## EXERCISE DESCRIPTION
Each entry must be duplicated precisely, with nothing left out.

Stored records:
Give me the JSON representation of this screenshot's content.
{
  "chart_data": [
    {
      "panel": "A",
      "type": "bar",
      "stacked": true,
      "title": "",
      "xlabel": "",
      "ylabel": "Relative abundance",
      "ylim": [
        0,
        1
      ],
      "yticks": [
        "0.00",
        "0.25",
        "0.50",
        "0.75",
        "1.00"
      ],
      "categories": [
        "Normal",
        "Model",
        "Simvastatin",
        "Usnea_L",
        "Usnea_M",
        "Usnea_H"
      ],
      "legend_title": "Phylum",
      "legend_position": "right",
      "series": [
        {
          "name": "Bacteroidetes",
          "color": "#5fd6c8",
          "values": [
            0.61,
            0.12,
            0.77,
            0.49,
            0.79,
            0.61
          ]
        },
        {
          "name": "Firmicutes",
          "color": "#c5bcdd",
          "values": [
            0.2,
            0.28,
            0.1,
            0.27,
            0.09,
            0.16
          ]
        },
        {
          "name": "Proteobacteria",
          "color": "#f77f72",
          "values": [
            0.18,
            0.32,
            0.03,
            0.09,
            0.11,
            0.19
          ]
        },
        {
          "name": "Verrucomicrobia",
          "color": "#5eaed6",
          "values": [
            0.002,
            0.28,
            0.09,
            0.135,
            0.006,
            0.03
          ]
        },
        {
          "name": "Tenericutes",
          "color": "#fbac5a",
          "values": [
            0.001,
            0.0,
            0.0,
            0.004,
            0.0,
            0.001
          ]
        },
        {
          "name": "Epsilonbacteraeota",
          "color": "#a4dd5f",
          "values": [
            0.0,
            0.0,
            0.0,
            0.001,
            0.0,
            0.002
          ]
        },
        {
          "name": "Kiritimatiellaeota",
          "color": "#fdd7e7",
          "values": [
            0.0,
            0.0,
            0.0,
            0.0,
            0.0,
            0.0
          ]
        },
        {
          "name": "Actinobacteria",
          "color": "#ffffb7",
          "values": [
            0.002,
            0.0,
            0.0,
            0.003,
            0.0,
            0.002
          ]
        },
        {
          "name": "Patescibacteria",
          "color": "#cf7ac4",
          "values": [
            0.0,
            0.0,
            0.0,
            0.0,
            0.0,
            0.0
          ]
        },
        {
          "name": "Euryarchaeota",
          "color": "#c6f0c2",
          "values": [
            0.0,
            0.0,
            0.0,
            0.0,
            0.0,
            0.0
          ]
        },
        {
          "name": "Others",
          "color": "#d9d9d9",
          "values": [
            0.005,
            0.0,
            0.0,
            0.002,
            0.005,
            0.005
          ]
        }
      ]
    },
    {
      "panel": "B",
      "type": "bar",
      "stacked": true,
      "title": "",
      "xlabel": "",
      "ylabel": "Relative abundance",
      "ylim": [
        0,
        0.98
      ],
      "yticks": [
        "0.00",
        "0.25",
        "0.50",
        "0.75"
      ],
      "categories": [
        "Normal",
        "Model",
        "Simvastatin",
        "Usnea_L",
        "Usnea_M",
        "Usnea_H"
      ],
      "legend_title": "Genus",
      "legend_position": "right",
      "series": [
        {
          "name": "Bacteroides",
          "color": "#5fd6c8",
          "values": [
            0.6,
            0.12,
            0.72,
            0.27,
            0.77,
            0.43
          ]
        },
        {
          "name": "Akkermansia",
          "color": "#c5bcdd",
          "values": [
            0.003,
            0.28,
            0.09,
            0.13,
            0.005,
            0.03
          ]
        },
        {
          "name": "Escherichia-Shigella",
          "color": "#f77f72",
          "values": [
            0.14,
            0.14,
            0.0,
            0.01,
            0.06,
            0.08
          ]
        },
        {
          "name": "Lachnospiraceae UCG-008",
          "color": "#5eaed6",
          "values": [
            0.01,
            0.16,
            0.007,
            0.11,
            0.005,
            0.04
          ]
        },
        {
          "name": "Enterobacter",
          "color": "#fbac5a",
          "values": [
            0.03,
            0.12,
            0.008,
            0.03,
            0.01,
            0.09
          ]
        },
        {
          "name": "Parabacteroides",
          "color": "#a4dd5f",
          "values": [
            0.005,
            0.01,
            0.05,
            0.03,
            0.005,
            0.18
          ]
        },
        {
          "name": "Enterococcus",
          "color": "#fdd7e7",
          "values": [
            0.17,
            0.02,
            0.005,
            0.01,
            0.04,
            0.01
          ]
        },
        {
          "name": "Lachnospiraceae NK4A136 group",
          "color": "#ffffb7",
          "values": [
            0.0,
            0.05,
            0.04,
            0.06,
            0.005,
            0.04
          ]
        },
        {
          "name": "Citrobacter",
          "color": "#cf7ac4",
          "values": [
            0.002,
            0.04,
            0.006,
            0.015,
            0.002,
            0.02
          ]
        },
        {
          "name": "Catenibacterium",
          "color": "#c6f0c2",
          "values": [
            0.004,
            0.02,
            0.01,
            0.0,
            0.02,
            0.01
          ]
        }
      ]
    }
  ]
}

## ANSWER AREA
Give me the JSON representation of this screenshot's content.
{
  "chart_data": [
    {
      "panel": "A",
      "type": "bar",
      "stacked": true,
      "title": "",
      "xlabel": "",
      "ylabel": "Relative abundance",
      "ylim": [
        0,
        1
      ],
      "yticks": [
        "0.00",
        "0.25",
        "0.50",
        "0.75",
        "1.00"
      ],
      "categories": [
        "Normal",
        "Model",
        "Simvastatin",
        "Usnea_L",
        "Usnea_M",
        "Usnea_H"
      ],
      "legend_title": "Phylum",
      "legend_position": "right",
      "series": [
        {
          "name": "Bacteroidetes",
          "color": "#5fd6c8",
          "values": [
            0.61,
            0.12,
            0.77,
            0.49,
            0.79,
            0.61
          ]
        },
        {
          "name": "Firmicutes",
          "color": "#c5bcdd",
          "values": [
            0.2,
            0.28,
            0.1,
            0.27,
            0.09,
            0.16
          ]
        },
        {
          "name": "Proteobacteria",
          "color": "#f77f72",
          "values": [
            0.18,
            0.32,
            0.03,
            0.09,
            0.11,
            0.19
          ]
        },
        {
          "name": "Verrucomicrobia",
          "color": "#5eaed6",
          "values": [
            0.002,
            0.28,
            0.09,
            0.135,
            0.006,
            0.03
          ]
        },
        {
          "name": "Tenericutes",
          "color": "#fbac5a",
          "values": [
            0.001,
            0.0,
            0.0,
            0.004,
            0.0,
            0.001
          ]
        },
        {
          "name": "Epsilonbacteraeota",
          "color": "#a4dd5f",
          "values": [
            0.0,
            0.0,
            0.0,
            0.001,
            0.0,
            0.002
          ]
        },
        {
          "name": "Kiritimatiellaeota",
          "color": "#fdd7e7",
          "values": [
            0.0,
            0.0,
            0.0,
            0.0,
            0.0,
            0.0
          ]
        },
        {
          "name": "Actinobacteria",
          "color": "#ffffb7",
          "values": [
            0.002,
            0.0,
            0.0,
            0.003,
            0.0,
            0.002
          ]
        },
        {
          "name": "Patescibacteria",
          "color": "#cf7ac4",
          "values": [
            0.0,
            0.0,
            0.0,
            0.0,
            0.0,
            0.0
          ]
        },
        {
          "name": "Euryarchaeota",
          "color": "#c6f0c2",
          "values": [
            0.0,
            0.0,
            0.0,
            0.0,
            0.0,
            0.0
          ]
        },
        {
          "name": "Others",
          "color": "#d9d9d9",
          "values": [
            0.005,
            0.0,
            0.0,
            0.002,
            0.005,
            0.005
          ]
        }
      ]
    },
    {
      "panel": "B",
      "type": "bar",
      "stacked": true,
      "title": "",
      "xlabel": "",
      "ylabel": "Relative abundance",
      "ylim": [
        0,
        0.98
      ],
      "yticks": [
        "0.00",
        "0.25",
        "0.50",
        "0.75"
      ],
      "categories": [
        "Normal",
        "Model",
        "Simvastatin",
        "Usnea_L",
        "Usnea_M",
        "Usnea_H"
      ],
      "legend_title": "Genus",
      "legend_position": "right",
      "series": [
        {
          "name": "Bacteroides",
          "color": "#5fd6c8",
          "values": [
            0.6,
            0.12,
            0.72,
            0.27,
            0.77,
            0.43
          ]
        },
        {
          "name": "Akkermansia",
          "color": "#c5bcdd",
          "values": [
            0.003,
            0.28,
            0.09,
            0.13,
            0.005,
            0.03
          ]
        },
        {
          "name": "Escherichia-Shigella",
          "color": "#f77f72",
          "values": [
            0.14,
            0.14,
            0.0,
            0.01,
            0.06,
            0.08
          ]
        },
        {
          "name": "Lachnospiraceae UCG-008",
          "color": "#5eaed6",
          "values": [
            0.01,
            0.16,
            0.007,
            0.11,
            0.005,
            0.04
          ]
        },
        {
          "name": "Enterobacter",
          "color": "#fbac5a",
          "values": [
            0.03,
            0.12,
            0.008,
            0.03,
            0.01,
            0.09
          ]
        },
        {
          "name": "Parabacteroides",
          "color": "#a4dd5f",
          "values": [
            0.005,
            0.01,
            0.05,
            0.03,
            0.005,
            0.18
          ]
        },
        {
          "name": "Enterococcus",
          "color": "#fdd7e7",
          "values": [
            0.17,
            0.02,
            0.005,
            0.01,
            0.04,
            0.01
          ]
        },
        {
          "name": "Lachnospiraceae NK4A136 group",
          "color": "#ffffb7",
          "values": [
            0.0,
            0.05,
            0.04,
            0.06,
            0.005,
            0.04
          ]
        },
        {
          "name": "Citrobacter",
          "color": "#cf7ac4",
          "values": [
            0.002,
            0.04,
            0.006,
            0.015,
            0.002,
            0.02
          ]
        },
        {
          "name": "Catenibacterium",
          "color": "#c6f0c2",
          "values": [
            0.004,
            0.02,
            0.01,
            0.0,
            0.02,
            0.01
          ]
        }
      ]
    }
  ]
}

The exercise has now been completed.